[Start Provided information]

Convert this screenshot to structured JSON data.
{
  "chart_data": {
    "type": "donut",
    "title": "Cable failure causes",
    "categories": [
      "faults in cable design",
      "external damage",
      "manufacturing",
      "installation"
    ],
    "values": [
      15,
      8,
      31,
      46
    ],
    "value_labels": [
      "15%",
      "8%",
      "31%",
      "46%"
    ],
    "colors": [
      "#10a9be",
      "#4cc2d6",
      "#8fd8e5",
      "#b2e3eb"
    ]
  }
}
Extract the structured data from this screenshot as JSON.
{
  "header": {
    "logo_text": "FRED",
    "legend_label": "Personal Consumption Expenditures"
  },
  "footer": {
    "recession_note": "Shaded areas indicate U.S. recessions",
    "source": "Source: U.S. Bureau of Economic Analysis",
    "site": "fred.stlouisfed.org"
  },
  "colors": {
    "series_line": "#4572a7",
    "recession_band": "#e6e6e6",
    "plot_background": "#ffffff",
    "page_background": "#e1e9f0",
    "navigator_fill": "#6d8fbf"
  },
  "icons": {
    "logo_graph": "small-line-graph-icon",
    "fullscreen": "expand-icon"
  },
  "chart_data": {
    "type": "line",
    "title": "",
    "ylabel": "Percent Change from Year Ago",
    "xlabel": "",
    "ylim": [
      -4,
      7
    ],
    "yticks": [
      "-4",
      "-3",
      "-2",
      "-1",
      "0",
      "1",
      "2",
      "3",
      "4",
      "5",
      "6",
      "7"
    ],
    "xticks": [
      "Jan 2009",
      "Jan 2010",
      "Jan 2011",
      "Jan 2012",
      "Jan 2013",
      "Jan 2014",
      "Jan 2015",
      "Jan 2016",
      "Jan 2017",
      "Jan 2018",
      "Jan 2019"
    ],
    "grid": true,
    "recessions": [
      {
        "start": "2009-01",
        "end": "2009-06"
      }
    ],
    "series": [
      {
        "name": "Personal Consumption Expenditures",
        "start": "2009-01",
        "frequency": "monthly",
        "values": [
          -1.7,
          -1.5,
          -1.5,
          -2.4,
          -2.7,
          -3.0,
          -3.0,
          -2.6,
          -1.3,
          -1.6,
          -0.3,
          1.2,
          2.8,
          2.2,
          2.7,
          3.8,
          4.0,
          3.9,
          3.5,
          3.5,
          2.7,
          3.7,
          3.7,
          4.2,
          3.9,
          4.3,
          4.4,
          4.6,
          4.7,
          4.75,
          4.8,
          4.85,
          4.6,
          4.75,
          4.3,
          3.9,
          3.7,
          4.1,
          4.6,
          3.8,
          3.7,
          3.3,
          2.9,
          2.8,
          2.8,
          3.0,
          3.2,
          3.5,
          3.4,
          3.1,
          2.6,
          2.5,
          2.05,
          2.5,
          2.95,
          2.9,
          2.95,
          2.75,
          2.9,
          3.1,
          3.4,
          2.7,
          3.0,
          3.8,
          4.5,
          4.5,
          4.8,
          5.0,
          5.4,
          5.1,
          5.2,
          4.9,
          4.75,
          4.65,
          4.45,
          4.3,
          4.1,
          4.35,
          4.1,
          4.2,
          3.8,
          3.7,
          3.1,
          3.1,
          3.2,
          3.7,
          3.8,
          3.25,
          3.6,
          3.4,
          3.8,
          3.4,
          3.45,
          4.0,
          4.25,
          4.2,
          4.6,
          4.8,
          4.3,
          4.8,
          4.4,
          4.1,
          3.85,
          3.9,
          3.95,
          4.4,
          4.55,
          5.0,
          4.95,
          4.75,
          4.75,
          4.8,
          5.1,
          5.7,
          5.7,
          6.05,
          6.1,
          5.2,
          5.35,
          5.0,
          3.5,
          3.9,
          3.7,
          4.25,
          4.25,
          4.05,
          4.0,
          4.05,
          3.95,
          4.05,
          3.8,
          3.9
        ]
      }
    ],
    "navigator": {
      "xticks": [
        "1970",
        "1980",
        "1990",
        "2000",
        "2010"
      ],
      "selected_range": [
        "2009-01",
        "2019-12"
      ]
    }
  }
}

[End Provided information]

→ Problem to work on
The records above are to be copied in full, exactly as written.

→ Written answer
Convert this screenshot to structured JSON data.
{
  "chart_data": {
    "type": "donut",
    "title": "Cable failure causes",
    "categories": [
      "faults in cable design",
      "external damage",
      "manufacturing",
      "installation"
    ],
    "values": [
      15,
      8,
      31,
      46
    ],
    "value_labels": [
      "15%",
      "8%",
      "31%",
      "46%"
    ],
    "colors": [
      "#10a9be",
      "#4cc2d6",
      "#8fd8e5",
      "#b2e3eb"
    ]
  }
}
Extract the structured data from this screenshot as JSON.
{
  "header": {
    "logo_text": "FRED",
    "legend_label": "Personal Consumption Expenditures"
  },
  "footer": {
    "recession_note": "Shaded areas indicate U.S. recessions",
    "source": "Source: U.S. Bureau of Economic Analysis",
    "site": "fred.stlouisfed.org"
  },
  "colors": {
    "series_line": "#4572a7",
    "recession_band": "#e6e6e6",
    "plot_background": "#ffffff",
    "page_background": "#e1e9f0",
    "navigator_fill": "#6d8fbf"
  },
  "icons": {
    "logo_graph": "small-line-graph-icon",
    "fullscreen": "expand-icon"
  },
  "chart_data": {
    "type": "line",
    "title": "",
    "ylabel": "Percent Change from Year Ago",
    "xlabel": "",
    "ylim": [
      -4,
      7
    ],
    "yticks": [
      "-4",
      "-3",
      "-2",
      "-1",
      "0",
      "1",
      "2",
      "3",
      "4",
      "5",
      "6",
      "7"
    ],
    "xticks": [
      "Jan 2009",
      "Jan 2010",
      "Jan 2011",
      "Jan 2012",
      "Jan 2013",
      "Jan 2014",
      "Jan 2015",
      "Jan 2016",
      "Jan 2017",
      "Jan 2018",
      "Jan 2019"
    ],
    "grid": true,
    "recessions": [
      {
        "start": "2009-01",
        "end": "2009-06"
      }
    ],
    "series": [
      {
        "name": "Personal Consumption Expenditures",
        "start": "2009-01",
        "frequency": "monthly",
        "values": [
          -1.7,
          -1.5,
          -1.5,
          -2.4,
          -2.7,
          -3.0,
          -3.0,
          -2.6,
          -1.3,
          -1.6,
          -0.3,
          1.2,
          2.8,
          2.2,
          2.7,
          3.8,
          4.0,
          3.9,
          3.5,
          3.5,
          2.7,
          3.7,
          3.7,
          4.2,
          3.9,
          4.3,
          4.4,
          4.6,
          4.7,
          4.75,
          4.8,
          4.85,
          4.6,
          4.75,
          4.3,
          3.9,
          3.7,
          4.1,
          4.6,
          3.8,
          3.7,
          3.3,
          2.9,
          2.8,
          2.8,
          3.0,
          3.2,
          3.5,
          3.4,
          3.1,
          2.6,
          2.5,
          2.05,
          2.5,
          2.95,
          2.9,
          2.95,
          2.75,
          2.9,
          3.1,
          3.4,
          2.7,
          3.0,
          3.8,
          4.5,
          4.5,
          4.8,
          5.0,
          5.4,
          5.1,
          5.2,
          4.9,
          4.75,
          4.65,
          4.45,
          4.3,
          4.1,
          4.35,
          4.1,
          4.2,
          3.8,
          3.7,
          3.1,
          3.1,
          3.2,
          3.7,
          3.8,
          3.25,
          3.6,
          3.4,
          3.8,
          3.4,
          3.45,
          4.0,
          4.25,
          4.2,
          4.6,
          4.8,
          4.3,
          4.8,
          4.4,
          4.1,
          3.85,
          3.9,
          3.95,
          4.4,
          4.55,
          5.0,
          4.95,
          4.75,
          4.75,
          4.8,
          5.1,
          5.7,
          5.7,
          6.05,
          6.1,
          5.2,
          5.35,
          5.0,
          3.5,
          3.9,
          3.7,
          4.25,
          4.25,
          4.05,
          4.0,
          4.05,
          3.95,
          4.05,
          3.8,
          3.9
        ]
      }
    ],
    "navigator": {
      "xticks": [
        "1970",
        "1980",
        "1990",
        "2000",
        "2010"
      ],
      "selected_range": [
        "2009-01",
        "2019-12"
      ]
    }
  }
}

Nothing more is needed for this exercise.